#### WHAT NEEDS TO BE DONE:
Copy out all the data, word for word.

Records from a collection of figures
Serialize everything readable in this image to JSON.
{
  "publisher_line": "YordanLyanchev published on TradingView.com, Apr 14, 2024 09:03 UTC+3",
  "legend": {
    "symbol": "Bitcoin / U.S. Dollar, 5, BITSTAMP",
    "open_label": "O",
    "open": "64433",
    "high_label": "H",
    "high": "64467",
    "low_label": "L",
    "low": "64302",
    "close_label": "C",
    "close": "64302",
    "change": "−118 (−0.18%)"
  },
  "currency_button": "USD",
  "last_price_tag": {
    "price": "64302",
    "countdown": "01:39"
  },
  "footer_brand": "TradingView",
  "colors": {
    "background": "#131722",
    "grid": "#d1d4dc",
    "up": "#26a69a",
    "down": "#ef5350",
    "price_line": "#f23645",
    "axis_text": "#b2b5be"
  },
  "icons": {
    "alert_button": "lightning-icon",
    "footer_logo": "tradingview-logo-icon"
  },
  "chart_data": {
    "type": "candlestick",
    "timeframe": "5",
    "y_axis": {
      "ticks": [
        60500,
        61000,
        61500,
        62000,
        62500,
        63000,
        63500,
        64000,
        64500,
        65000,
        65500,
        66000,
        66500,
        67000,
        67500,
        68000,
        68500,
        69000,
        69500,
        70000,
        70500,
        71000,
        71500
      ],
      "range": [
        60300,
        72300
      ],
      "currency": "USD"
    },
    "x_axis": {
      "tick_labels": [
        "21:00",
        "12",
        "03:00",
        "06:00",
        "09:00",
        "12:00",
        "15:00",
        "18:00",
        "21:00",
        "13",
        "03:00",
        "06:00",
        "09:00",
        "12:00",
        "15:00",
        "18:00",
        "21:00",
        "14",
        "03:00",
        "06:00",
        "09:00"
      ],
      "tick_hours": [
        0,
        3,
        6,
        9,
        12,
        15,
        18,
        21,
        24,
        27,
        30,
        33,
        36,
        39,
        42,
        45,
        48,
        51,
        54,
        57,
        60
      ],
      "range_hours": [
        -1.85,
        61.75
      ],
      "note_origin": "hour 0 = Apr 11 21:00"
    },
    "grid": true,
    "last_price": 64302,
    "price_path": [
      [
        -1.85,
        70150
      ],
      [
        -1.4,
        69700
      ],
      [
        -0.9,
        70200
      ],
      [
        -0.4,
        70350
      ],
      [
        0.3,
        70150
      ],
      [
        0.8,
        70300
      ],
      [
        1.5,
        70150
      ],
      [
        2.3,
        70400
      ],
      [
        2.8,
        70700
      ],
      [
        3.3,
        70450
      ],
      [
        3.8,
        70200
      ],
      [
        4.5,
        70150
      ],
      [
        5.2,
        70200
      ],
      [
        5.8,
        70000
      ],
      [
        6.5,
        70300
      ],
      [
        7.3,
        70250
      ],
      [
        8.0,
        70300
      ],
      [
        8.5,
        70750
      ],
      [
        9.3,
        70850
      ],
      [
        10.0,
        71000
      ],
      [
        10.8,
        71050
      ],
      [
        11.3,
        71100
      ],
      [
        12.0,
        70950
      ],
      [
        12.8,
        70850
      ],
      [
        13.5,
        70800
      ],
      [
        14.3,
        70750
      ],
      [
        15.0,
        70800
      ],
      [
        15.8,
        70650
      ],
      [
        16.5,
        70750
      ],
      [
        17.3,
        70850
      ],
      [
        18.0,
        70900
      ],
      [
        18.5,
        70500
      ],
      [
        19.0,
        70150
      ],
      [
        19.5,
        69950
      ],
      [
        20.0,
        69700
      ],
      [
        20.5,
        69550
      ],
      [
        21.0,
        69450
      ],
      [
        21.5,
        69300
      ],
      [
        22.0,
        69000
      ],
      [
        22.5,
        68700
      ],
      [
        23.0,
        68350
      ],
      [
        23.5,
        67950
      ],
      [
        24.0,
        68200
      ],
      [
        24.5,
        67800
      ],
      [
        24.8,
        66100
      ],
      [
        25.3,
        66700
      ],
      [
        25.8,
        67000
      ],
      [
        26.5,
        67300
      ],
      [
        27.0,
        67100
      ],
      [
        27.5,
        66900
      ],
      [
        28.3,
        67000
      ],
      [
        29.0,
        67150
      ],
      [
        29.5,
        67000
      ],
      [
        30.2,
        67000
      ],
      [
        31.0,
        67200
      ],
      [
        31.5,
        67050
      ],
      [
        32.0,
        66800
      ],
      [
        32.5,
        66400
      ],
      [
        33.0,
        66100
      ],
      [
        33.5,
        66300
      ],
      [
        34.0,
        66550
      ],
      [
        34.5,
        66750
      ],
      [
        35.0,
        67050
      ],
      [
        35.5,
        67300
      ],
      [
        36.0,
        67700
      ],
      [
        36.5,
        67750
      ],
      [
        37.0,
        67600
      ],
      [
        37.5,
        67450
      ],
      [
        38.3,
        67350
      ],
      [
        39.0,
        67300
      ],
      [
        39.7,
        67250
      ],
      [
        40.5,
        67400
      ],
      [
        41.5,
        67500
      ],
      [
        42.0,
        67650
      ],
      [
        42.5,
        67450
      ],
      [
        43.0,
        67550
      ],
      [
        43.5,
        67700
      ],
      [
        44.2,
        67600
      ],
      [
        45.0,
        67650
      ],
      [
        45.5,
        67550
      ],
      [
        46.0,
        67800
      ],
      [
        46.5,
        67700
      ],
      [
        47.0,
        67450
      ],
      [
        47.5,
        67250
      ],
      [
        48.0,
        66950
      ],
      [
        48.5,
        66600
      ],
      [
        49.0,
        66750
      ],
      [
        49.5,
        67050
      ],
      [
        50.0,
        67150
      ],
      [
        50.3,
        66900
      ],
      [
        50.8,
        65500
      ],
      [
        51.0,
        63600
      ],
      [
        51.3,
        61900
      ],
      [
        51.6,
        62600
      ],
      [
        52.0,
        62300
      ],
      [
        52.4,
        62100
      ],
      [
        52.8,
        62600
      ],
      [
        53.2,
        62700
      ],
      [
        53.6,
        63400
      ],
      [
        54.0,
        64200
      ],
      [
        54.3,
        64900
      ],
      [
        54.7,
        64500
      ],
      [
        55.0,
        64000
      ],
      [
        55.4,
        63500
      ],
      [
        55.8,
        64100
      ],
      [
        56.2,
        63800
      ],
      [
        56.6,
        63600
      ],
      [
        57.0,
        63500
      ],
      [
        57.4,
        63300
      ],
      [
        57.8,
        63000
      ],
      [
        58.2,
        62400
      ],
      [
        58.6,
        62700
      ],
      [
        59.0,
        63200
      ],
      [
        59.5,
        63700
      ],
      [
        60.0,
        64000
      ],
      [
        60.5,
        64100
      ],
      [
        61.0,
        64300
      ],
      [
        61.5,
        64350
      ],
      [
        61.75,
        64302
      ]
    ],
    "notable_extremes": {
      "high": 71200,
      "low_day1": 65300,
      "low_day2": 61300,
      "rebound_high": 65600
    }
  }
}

#### SOLUTION TO THE PROBLEM:
Serialize everything readable in this image to JSON.
{
  "publisher_line": "YordanLyanchev published on TradingView.com, Apr 14, 2024 09:03 UTC+3",
  "legend": {
    "symbol": "Bitcoin / U.S. Dollar, 5, BITSTAMP",
    "open_label": "O",
    "open": "64433",
    "high_label": "H",
    "high": "64467",
    "low_label": "L",
    "low": "64302",
    "close_label": "C",
    "close": "64302",
    "change": "−118 (−0.18%)"
  },
  "currency_button": "USD",
  "last_price_tag": {
    "price": "64302",
    "countdown": "01:39"
  },
  "footer_brand": "TradingView",
  "colors": {
    "background": "#131722",
    "grid": "#d1d4dc",
    "up": "#26a69a",
    "down": "#ef5350",
    "price_line": "#f23645",
    "axis_text": "#b2b5be"
  },
  "icons": {
    "alert_button": "lightning-icon",
    "footer_logo": "tradingview-logo-icon"
  },
  "chart_data": {
    "type": "candlestick",
    "timeframe": "5",
    "y_axis": {
      "ticks": [
        60500,
        61000,
        61500,
        62000,
        62500,
        63000,
        63500,
        64000,
        64500,
        65000,
        65500,
        66000,
        66500,
        67000,
        67500,
        68000,
        68500,
        69000,
        69500,
        70000,
        70500,
        71000,
        71500
      ],
      "range": [
        60300,
        72300
      ],
      "currency": "USD"
    },
    "x_axis": {
      "tick_labels": [
        "21:00",
        "12",
        "03:00",
        "06:00",
        "09:00",
        "12:00",
        "15:00",
        "18:00",
        "21:00",
        "13",
        "03:00",
        "06:00",
        "09:00",
        "12:00",
        "15:00",
        "18:00",
        "21:00",
        "14",
        "03:00",
        "06:00",
        "09:00"
      ],
      "tick_hours": [
        0,
        3,
        6,
        9,
        12,
        15,
        18,
        21,
        24,
        27,
        30,
        33,
        36,
        39,
        42,
        45,
        48,
        51,
        54,
        57,
        60
      ],
      "range_hours": [
        -1.85,
        61.75
      ],
      "note_origin": "hour 0 = Apr 11 21:00"
    },
    "grid": true,
    "last_price": 64302,
    "price_path": [
      [
        -1.85,
        70150
      ],
      [
        -1.4,
        69700
      ],
      [
        -0.9,
        70200
      ],
      [
        -0.4,
        70350
      ],
      [
        0.3,
        70150
      ],
      [
        0.8,
        70300
      ],
      [
        1.5,
        70150
      ],
      [
        2.3,
        70400
      ],
      [
        2.8,
        70700
      ],
      [
        3.3,
        70450
      ],
      [
        3.8,
        70200
      ],
      [
        4.5,
        70150
      ],
      [
        5.2,
        70200
      ],
      [
        5.8,
        70000
      ],
      [
        6.5,
        70300
      ],
      [
        7.3,
        70250
      ],
      [
        8.0,
        70300
      ],
      [
        8.5,
        70750
      ],
      [
        9.3,
        70850
      ],
      [
        10.0,
        71000
      ],
      [
        10.8,
        71050
      ],
      [
        11.3,
        71100
      ],
      [
        12.0,
        70950
      ],
      [
        12.8,
        70850
      ],
      [
        13.5,
        70800
      ],
      [
        14.3,
        70750
      ],
      [
        15.0,
        70800
      ],
      [
        15.8,
        70650
      ],
      [
        16.5,
        70750
      ],
      [
        17.3,
        70850
      ],
      [
        18.0,
        70900
      ],
      [
        18.5,
        70500
      ],
      [
        19.0,
        70150
      ],
      [
        19.5,
        69950
      ],
      [
        20.0,
        69700
      ],
      [
        20.5,
        69550
      ],
      [
        21.0,
        69450
      ],
      [
        21.5,
        69300
      ],
      [
        22.0,
        69000
      ],
      [
        22.5,
        68700
      ],
      [
        23.0,
        68350
      ],
      [
        23.5,
        67950
      ],
      [
        24.0,
        68200
      ],
      [
        24.5,
        67800
      ],
      [
        24.8,
        66100
      ],
      [
        25.3,
        66700
      ],
      [
        25.8,
        67000
      ],
      [
        26.5,
        67300
      ],
      [
        27.0,
        67100
      ],
      [
        27.5,
        66900
      ],
      [
        28.3,
        67000
      ],
      [
        29.0,
        67150
      ],
      [
        29.5,
        67000
      ],
      [
        30.2,
        67000
      ],
      [
        31.0,
        67200
      ],
      [
        31.5,
        67050
      ],
      [
        32.0,
        66800
      ],
      [
        32.5,
        66400
      ],
      [
        33.0,
        66100
      ],
      [
        33.5,
        66300
      ],
      [
        34.0,
        66550
      ],
      [
        34.5,
        66750
      ],
      [
        35.0,
        67050
      ],
      [
        35.5,
        67300
      ],
      [
        36.0,
        67700
      ],
      [
        36.5,
        67750
      ],
      [
        37.0,
        67600
      ],
      [
        37.5,
        67450
      ],
      [
        38.3,
        67350
      ],
      [
        39.0,
        67300
      ],
      [
        39.7,
        67250
      ],
      [
        40.5,
        67400
      ],
      [
        41.5,
        67500
      ],
      [
        42.0,
        67650
      ],
      [
        42.5,
        67450
      ],
      [
        43.0,
        67550
      ],
      [
        43.5,
        67700
      ],
      [
        44.2,
        67600
      ],
      [
        45.0,
        67650
      ],
      [
        45.5,
        67550
      ],
      [
        46.0,
        67800
      ],
      [
        46.5,
        67700
      ],
      [
        47.0,
        67450
      ],
      [
        47.5,
        67250
      ],
      [
        48.0,
        66950
      ],
      [
        48.5,
        66600
      ],
      [
        49.0,
        66750
      ],
      [
        49.5,
        67050
      ],
      [
        50.0,
        67150
      ],
      [
        50.3,
        66900
      ],
      [
        50.8,
        65500
      ],
      [
        51.0,
        63600
      ],
      [
        51.3,
        61900
      ],
      [
        51.6,
        62600
      ],
      [
        52.0,
        62300
      ],
      [
        52.4,
        62100
      ],
      [
        52.8,
        62600
      ],
      [
        53.2,
        62700
      ],
      [
        53.6,
        63400
      ],
      [
        54.0,
        64200
      ],
      [
        54.3,
        64900
      ],
      [
        54.7,
        64500
      ],
      [
        55.0,
        64000
      ],
      [
        55.4,
        63500
      ],
      [
        55.8,
        64100
      ],
      [
        56.2,
        63800
      ],
      [
        56.6,
        63600
      ],
      [
        57.0,
        63500
      ],
      [
        57.4,
        63300
      ],
      [
        57.8,
        63000
      ],
      [
        58.2,
        62400
      ],
      [
        58.6,
        62700
      ],
      [
        59.0,
        63200
      ],
      [
        59.5,
        63700
      ],
      [
        60.0,
        64000
      ],
      [
        60.5,
        64100
      ],
      [
        61.0,
        64300
      ],
      [
        61.5,
        64350
      ],
      [
        61.75,
        64302
      ]
    ],
    "notable_extremes": {
      "high": 71200,
      "low_day1": 65300,
      "low_day2": 61300,
      "rebound_high": 65600
    }
  }
}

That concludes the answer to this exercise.